* [WRITTEN EXERCISE]: Please reproduce every record, keeping each one exactly as written.
┄┄┄┄┄┄┄┄┄┄┄┄┄┄┄┄┄┄┄┄
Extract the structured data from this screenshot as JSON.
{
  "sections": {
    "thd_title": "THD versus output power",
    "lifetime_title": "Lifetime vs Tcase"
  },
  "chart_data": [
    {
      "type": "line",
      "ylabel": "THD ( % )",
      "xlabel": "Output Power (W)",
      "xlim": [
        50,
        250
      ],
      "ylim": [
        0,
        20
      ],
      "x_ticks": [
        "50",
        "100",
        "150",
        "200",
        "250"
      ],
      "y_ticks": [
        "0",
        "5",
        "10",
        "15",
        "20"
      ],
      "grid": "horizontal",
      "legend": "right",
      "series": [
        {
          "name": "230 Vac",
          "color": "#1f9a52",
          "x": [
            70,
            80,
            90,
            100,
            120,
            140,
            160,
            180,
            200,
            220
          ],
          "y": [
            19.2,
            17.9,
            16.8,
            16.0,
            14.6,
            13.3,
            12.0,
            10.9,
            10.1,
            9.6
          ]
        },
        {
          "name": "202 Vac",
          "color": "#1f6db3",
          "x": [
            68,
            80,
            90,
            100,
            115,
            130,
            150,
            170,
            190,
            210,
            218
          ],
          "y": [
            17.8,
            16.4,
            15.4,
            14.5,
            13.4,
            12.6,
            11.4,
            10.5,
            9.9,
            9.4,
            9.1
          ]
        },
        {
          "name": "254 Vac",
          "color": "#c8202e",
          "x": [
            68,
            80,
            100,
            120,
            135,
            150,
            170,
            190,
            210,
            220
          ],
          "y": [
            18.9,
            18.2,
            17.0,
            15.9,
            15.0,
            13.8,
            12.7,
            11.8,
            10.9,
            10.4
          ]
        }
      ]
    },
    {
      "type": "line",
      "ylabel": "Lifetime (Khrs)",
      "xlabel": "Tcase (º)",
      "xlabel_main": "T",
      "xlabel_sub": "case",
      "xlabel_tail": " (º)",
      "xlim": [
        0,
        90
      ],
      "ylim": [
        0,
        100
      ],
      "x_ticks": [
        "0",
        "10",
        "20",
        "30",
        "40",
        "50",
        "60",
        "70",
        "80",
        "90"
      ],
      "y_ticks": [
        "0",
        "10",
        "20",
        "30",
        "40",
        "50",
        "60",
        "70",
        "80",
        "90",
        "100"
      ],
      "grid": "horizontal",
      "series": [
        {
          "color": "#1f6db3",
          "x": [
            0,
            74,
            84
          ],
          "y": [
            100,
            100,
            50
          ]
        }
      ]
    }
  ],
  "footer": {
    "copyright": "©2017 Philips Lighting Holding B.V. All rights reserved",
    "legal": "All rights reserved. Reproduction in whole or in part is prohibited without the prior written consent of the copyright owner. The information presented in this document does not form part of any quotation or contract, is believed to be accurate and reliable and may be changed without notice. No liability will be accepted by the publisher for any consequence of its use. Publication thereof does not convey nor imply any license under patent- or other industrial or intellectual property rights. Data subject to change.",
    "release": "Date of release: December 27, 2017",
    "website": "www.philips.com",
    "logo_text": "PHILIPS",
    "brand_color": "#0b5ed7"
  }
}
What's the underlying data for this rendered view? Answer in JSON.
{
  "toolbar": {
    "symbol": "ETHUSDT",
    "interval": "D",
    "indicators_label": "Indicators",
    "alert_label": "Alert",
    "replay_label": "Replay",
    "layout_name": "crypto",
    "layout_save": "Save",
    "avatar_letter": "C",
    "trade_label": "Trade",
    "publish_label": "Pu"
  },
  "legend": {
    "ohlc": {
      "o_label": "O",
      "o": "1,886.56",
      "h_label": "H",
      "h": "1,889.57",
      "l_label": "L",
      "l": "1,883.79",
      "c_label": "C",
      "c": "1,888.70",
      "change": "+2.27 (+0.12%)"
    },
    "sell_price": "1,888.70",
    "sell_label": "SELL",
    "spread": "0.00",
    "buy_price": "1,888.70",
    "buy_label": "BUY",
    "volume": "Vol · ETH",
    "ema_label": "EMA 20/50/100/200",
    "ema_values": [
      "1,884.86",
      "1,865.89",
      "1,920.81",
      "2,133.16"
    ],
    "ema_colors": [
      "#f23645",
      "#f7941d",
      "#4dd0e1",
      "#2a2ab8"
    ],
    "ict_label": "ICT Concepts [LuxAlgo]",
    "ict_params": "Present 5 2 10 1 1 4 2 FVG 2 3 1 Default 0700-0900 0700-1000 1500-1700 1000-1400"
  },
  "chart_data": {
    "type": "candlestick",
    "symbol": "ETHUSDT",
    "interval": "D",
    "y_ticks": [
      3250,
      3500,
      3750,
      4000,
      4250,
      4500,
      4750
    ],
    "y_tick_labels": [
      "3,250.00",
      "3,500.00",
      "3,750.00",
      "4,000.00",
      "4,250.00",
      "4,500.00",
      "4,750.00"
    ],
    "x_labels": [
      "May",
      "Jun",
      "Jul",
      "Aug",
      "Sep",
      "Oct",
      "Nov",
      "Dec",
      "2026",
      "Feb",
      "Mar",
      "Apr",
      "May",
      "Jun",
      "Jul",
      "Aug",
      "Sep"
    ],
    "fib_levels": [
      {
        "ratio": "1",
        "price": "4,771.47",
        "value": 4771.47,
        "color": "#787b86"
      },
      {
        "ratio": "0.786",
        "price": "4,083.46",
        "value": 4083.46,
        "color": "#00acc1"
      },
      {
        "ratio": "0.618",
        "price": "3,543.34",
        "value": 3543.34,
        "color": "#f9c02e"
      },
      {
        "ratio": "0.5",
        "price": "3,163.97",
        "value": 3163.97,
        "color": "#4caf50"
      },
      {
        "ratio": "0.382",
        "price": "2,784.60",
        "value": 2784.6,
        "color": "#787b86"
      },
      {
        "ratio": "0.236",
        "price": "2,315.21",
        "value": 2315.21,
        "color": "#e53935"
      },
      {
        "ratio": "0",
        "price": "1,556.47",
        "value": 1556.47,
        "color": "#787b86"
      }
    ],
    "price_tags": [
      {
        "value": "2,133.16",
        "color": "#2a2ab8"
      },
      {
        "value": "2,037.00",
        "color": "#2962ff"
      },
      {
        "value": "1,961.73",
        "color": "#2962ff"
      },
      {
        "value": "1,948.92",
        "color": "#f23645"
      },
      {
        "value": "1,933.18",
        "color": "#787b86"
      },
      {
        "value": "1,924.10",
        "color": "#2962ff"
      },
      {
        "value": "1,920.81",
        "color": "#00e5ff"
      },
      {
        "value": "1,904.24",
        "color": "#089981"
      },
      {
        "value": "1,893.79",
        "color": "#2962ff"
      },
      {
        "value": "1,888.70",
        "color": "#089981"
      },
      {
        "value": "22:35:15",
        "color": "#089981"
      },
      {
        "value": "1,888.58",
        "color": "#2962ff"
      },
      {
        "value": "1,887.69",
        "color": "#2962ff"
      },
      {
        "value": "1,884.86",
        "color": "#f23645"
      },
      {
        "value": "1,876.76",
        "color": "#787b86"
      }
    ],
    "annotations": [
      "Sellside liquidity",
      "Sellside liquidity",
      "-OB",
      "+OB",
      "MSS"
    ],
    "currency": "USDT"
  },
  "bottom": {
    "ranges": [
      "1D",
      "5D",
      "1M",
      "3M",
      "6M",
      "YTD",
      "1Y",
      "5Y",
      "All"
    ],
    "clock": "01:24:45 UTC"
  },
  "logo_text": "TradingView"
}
┄┄┄┄┄┄┄┄┄┄┄┄┄┄┄┄┄┄┄┄
* [SOLUTION]:
Extract the structured data from this screenshot as JSON.
{
  "sections": {
    "thd_title": "THD versus output power",
    "lifetime_title": "Lifetime vs Tcase"
  },
  "chart_data": [
    {
      "type": "line",
      "ylabel": "THD ( % )",
      "xlabel": "Output Power (W)",
      "xlim": [
        50,
        250
      ],
      "ylim": [
        0,
        20
      ],
      "x_ticks": [
        "50",
        "100",
        "150",
        "200",
        "250"
      ],
      "y_ticks": [
        "0",
        "5",
        "10",
        "15",
        "20"
      ],
      "grid": "horizontal",
      "legend": "right",
      "series": [
        {
          "name": "230 Vac",
          "color": "#1f9a52",
          "x": [
            70,
            80,
            90,
            100,
            120,
            140,
            160,
            180,
            200,
            220
          ],
          "y": [
            19.2,
            17.9,
            16.8,
            16.0,
            14.6,
            13.3,
            12.0,
            10.9,
            10.1,
            9.6
          ]
        },
        {
          "name": "202 Vac",
          "color": "#1f6db3",
          "x": [
            68,
            80,
            90,
            100,
            115,
            130,
            150,
            170,
            190,
            210,
            218
          ],
          "y": [
            17.8,
            16.4,
            15.4,
            14.5,
            13.4,
            12.6,
            11.4,
            10.5,
            9.9,
            9.4,
            9.1
          ]
        },
        {
          "name": "254 Vac",
          "color": "#c8202e",
          "x": [
            68,
            80,
            100,
            120,
            135,
            150,
            170,
            190,
            210,
            220
          ],
          "y": [
            18.9,
            18.2,
            17.0,
            15.9,
            15.0,
            13.8,
            12.7,
            11.8,
            10.9,
            10.4
          ]
        }
      ]
    },
    {
      "type": "line",
      "ylabel": "Lifetime (Khrs)",
      "xlabel": "Tcase (º)",
      "xlabel_main": "T",
      "xlabel_sub": "case",
      "xlabel_tail": " (º)",
      "xlim": [
        0,
        90
      ],
      "ylim": [
        0,
        100
      ],
      "x_ticks": [
        "0",
        "10",
        "20",
        "30",
        "40",
        "50",
        "60",
        "70",
        "80",
        "90"
      ],
      "y_ticks": [
        "0",
        "10",
        "20",
        "30",
        "40",
        "50",
        "60",
        "70",
        "80",
        "90",
        "100"
      ],
      "grid": "horizontal",
      "series": [
        {
          "color": "#1f6db3",
          "x": [
            0,
            74,
            84
          ],
          "y": [
            100,
            100,
            50
          ]
        }
      ]
    }
  ],
  "footer": {
    "copyright": "©2017 Philips Lighting Holding B.V. All rights reserved",
    "legal": "All rights reserved. Reproduction in whole or in part is prohibited without the prior written consent of the copyright owner. The information presented in this document does not form part of any quotation or contract, is believed to be accurate and reliable and may be changed without notice. No liability will be accepted by the publisher for any consequence of its use. Publication thereof does not convey nor imply any license under patent- or other industrial or intellectual property rights. Data subject to change.",
    "release": "Date of release: December 27, 2017",
    "website": "www.philips.com",
    "logo_text": "PHILIPS",
    "brand_color": "#0b5ed7"
  }
}
What's the underlying data for this rendered view? Answer in JSON.
{
  "toolbar": {
    "symbol": "ETHUSDT",
    "interval": "D",
    "indicators_label": "Indicators",
    "alert_label": "Alert",
    "replay_label": "Replay",
    "layout_name": "crypto",
    "layout_save": "Save",
    "avatar_letter": "C",
    "trade_label": "Trade",
    "publish_label": "Pu"
  },
  "legend": {
    "ohlc": {
      "o_label": "O",
      "o": "1,886.56",
      "h_label": "H",
      "h": "1,889.57",
      "l_label": "L",
      "l": "1,883.79",
      "c_label": "C",
      "c": "1,888.70",
      "change": "+2.27 (+0.12%)"
    },
    "sell_price": "1,888.70",
    "sell_label": "SELL",
    "spread": "0.00",
    "buy_price": "1,888.70",
    "buy_label": "BUY",
    "volume": "Vol · ETH",
    "ema_label": "EMA 20/50/100/200",
    "ema_values": [
      "1,884.86",
      "1,865.89",
      "1,920.81",
      "2,133.16"
    ],
    "ema_colors": [
      "#f23645",
      "#f7941d",
      "#4dd0e1",
      "#2a2ab8"
    ],
    "ict_label": "ICT Concepts [LuxAlgo]",
    "ict_params": "Present 5 2 10 1 1 4 2 FVG 2 3 1 Default 0700-0900 0700-1000 1500-1700 1000-1400"
  },
  "chart_data": {
    "type": "candlestick",
    "symbol": "ETHUSDT",
    "interval": "D",
    "y_ticks": [
      3250,
      3500,
      3750,
      4000,
      4250,
      4500,
      4750
    ],
    "y_tick_labels": [
      "3,250.00",
      "3,500.00",
      "3,750.00",
      "4,000.00",
      "4,250.00",
      "4,500.00",
      "4,750.00"
    ],
    "x_labels": [
      "May",
      "Jun",
      "Jul",
      "Aug",
      "Sep",
      "Oct",
      "Nov",
      "Dec",
      "2026",
      "Feb",
      "Mar",
      "Apr",
      "May",
      "Jun",
      "Jul",
      "Aug",
      "Sep"
    ],
    "fib_levels": [
      {
        "ratio": "1",
        "price": "4,771.47",
        "value": 4771.47,
        "color": "#787b86"
      },
      {
        "ratio": "0.786",
        "price": "4,083.46",
        "value": 4083.46,
        "color": "#00acc1"
      },
      {
        "ratio": "0.618",
        "price": "3,543.34",
        "value": 3543.34,
        "color": "#f9c02e"
      },
      {
        "ratio": "0.5",
        "price": "3,163.97",
        "value": 3163.97,
        "color": "#4caf50"
      },
      {
        "ratio": "0.382",
        "price": "2,784.60",
        "value": 2784.6,
        "color": "#787b86"
      },
      {
        "ratio": "0.236",
        "price": "2,315.21",
        "value": 2315.21,
        "color": "#e53935"
      },
      {
        "ratio": "0",
        "price": "1,556.47",
        "value": 1556.47,
        "color": "#787b86"
      }
    ],
    "price_tags": [
      {
        "value": "2,133.16",
        "color": "#2a2ab8"
      },
      {
        "value": "2,037.00",
        "color": "#2962ff"
      },
      {
        "value": "1,961.73",
        "color": "#2962ff"
      },
      {
        "value": "1,948.92",
        "color": "#f23645"
      },
      {
        "value": "1,933.18",
        "color": "#787b86"
      },
      {
        "value": "1,924.10",
        "color": "#2962ff"
      },
      {
        "value": "1,920.81",
        "color": "#00e5ff"
      },
      {
        "value": "1,904.24",
        "color": "#089981"
      },
      {
        "value": "1,893.79",
        "color": "#2962ff"
      },
      {
        "value": "1,888.70",
        "color": "#089981"
      },
      {
        "value": "22:35:15",
        "color": "#089981"
      },
      {
        "value": "1,888.58",
        "color": "#2962ff"
      },
      {
        "value": "1,887.69",
        "color": "#2962ff"
      },
      {
        "value": "1,884.86",
        "color": "#f23645"
      },
      {
        "value": "1,876.76",
        "color": "#787b86"
      }
    ],
    "annotations": [
      "Sellside liquidity",
      "Sellside liquidity",
      "-OB",
      "+OB",
      "MSS"
    ],
    "currency": "USDT"
  },
  "bottom": {
    "ranges": [
      "1D",
      "5D",
      "1M",
      "3M",
      "6M",
      "YTD",
      "1Y",
      "5Y",
      "All"
    ],
    "clock": "01:24:45 UTC"
  },
  "logo_text": "TradingView"
}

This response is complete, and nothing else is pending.